> **TASK INSTRUCTIONS**
Tally how many lines include "PAIF". The number is the whole answer.

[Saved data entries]
________________________

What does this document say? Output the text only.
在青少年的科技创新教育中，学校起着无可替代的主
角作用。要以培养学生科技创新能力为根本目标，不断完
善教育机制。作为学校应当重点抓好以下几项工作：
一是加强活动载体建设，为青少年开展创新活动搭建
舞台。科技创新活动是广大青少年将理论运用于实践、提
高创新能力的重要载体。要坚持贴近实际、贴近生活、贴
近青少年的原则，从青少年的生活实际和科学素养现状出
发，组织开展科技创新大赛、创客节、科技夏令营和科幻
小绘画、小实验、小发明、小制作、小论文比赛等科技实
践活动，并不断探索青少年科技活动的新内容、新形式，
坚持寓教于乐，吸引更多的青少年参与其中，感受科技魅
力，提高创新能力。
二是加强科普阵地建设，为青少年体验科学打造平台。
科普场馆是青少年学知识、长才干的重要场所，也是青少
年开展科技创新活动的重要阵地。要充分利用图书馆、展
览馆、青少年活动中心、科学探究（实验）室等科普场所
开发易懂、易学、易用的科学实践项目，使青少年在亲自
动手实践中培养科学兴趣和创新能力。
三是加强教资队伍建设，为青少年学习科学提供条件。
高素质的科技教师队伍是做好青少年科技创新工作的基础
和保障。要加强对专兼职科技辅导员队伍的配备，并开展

________________________

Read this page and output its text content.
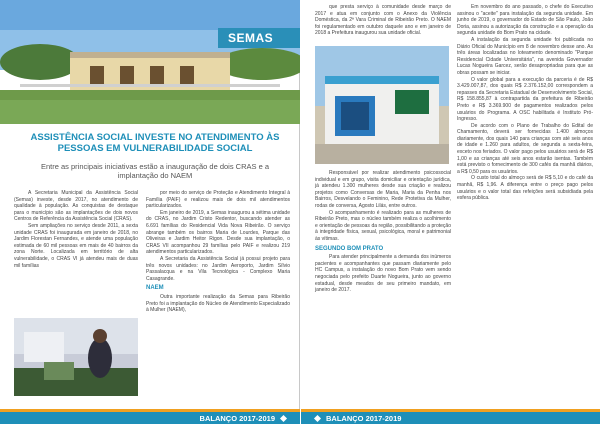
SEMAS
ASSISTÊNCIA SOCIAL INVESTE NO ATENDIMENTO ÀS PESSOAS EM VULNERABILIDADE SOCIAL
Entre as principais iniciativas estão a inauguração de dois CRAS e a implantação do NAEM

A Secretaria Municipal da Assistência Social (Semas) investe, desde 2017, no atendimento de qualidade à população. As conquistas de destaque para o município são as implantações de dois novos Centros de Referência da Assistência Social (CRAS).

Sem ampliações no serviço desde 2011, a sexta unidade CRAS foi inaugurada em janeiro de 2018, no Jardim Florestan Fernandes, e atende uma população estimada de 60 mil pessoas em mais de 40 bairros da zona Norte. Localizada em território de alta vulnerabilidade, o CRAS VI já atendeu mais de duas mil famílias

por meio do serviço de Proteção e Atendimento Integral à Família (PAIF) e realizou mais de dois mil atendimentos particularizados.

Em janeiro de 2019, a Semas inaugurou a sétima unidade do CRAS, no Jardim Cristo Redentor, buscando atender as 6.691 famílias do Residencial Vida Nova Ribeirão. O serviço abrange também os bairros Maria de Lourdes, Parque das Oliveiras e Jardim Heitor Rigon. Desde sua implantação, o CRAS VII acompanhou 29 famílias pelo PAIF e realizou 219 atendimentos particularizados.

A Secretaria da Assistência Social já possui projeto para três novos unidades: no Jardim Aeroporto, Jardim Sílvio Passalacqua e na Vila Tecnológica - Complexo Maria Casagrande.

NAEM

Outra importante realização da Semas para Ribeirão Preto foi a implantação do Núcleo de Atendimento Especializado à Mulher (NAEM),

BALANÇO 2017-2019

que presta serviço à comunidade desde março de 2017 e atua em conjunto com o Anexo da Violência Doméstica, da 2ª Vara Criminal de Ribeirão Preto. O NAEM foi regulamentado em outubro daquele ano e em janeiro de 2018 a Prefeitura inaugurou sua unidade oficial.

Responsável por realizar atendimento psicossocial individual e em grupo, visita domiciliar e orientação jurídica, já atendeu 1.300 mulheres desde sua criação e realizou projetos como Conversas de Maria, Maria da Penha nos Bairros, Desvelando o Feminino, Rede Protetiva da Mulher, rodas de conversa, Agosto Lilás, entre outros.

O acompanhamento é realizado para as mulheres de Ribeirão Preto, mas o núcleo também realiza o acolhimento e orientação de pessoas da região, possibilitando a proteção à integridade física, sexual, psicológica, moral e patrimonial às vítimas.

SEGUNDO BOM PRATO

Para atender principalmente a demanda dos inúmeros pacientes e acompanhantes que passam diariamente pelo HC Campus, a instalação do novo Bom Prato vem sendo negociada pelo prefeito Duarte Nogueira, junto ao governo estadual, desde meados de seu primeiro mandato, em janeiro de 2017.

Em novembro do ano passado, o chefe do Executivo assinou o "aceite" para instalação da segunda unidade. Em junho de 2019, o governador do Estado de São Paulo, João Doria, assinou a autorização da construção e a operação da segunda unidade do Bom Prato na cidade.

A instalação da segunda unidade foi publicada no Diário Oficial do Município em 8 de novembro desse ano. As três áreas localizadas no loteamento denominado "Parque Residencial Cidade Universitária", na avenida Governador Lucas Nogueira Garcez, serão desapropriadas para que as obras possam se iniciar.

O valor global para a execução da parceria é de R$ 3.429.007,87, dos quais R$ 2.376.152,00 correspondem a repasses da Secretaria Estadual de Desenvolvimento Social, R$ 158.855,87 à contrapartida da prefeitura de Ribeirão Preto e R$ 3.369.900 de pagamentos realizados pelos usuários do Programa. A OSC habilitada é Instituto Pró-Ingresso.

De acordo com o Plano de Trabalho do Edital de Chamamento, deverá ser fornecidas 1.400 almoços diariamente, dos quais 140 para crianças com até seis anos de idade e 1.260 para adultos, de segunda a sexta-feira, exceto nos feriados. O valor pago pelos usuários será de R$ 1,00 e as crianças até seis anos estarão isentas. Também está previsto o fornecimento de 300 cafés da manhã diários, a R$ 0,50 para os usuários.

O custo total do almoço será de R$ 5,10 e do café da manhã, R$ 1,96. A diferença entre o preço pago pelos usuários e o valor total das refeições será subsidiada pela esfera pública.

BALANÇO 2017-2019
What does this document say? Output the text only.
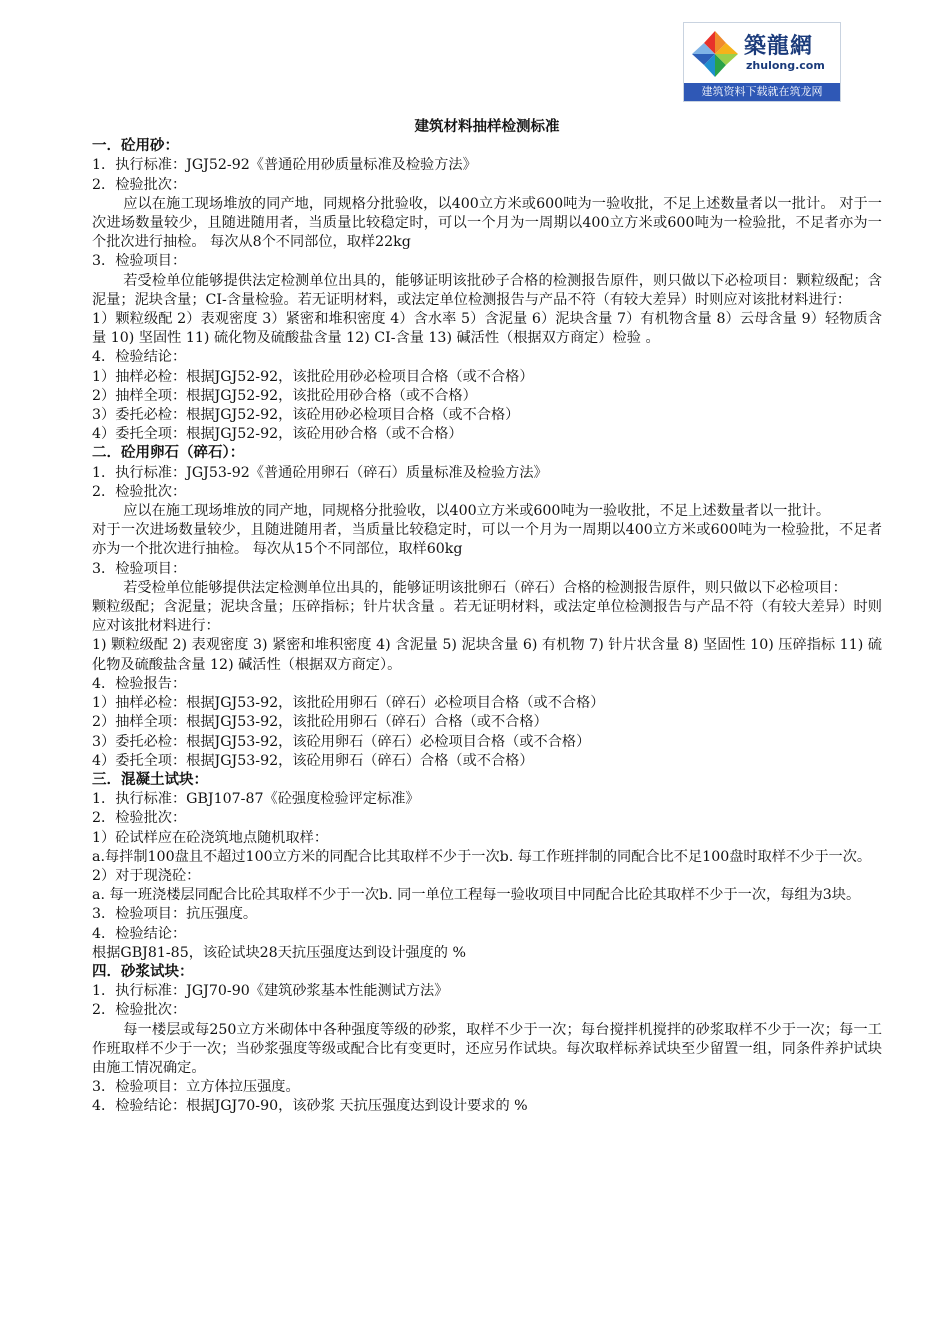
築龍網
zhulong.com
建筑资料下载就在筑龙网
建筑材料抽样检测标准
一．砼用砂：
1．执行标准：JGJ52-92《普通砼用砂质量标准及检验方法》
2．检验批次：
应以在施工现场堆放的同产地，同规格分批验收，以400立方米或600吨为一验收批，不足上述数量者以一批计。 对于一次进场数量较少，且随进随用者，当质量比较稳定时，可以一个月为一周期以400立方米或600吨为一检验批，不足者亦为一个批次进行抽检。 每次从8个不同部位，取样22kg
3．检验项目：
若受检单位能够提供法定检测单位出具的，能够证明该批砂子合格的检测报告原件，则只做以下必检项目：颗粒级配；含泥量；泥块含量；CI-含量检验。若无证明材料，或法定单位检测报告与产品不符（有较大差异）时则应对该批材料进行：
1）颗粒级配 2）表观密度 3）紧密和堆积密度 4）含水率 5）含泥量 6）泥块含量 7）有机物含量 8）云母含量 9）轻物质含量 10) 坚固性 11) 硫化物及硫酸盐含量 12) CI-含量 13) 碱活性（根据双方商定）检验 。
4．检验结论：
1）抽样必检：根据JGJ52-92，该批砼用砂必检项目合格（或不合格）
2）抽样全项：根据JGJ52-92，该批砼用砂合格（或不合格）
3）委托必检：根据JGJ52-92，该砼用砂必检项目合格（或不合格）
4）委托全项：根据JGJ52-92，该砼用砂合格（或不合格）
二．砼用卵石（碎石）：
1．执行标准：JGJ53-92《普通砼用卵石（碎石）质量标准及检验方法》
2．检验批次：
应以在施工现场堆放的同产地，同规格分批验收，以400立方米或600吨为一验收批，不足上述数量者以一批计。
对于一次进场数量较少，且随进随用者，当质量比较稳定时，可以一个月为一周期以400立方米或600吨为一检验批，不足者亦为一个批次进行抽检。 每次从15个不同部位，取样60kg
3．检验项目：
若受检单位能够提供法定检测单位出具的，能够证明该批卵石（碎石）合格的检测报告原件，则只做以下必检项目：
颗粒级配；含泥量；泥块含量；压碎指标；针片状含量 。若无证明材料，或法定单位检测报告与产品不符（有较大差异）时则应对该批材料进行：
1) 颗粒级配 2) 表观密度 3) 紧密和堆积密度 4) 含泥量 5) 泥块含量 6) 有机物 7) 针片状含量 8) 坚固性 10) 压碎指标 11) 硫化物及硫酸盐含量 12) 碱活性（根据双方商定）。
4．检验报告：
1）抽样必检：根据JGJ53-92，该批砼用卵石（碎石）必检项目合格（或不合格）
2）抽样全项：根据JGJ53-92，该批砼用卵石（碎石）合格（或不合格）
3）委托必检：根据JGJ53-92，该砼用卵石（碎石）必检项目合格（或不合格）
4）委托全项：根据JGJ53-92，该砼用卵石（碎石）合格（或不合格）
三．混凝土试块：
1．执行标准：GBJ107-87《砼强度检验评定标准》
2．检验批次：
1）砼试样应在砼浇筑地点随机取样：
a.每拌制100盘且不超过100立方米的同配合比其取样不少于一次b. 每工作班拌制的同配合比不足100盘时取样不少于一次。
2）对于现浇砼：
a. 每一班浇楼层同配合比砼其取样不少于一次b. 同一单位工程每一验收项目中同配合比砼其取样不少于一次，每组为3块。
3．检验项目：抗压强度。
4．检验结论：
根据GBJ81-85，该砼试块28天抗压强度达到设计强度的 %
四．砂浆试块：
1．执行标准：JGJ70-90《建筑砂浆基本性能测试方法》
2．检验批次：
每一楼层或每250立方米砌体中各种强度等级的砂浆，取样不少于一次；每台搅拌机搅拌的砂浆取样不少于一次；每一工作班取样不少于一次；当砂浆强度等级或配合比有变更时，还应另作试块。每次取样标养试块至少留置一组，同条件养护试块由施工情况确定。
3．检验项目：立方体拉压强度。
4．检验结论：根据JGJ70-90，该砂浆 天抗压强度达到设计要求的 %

________________________

> **ANSWER BELOW**
2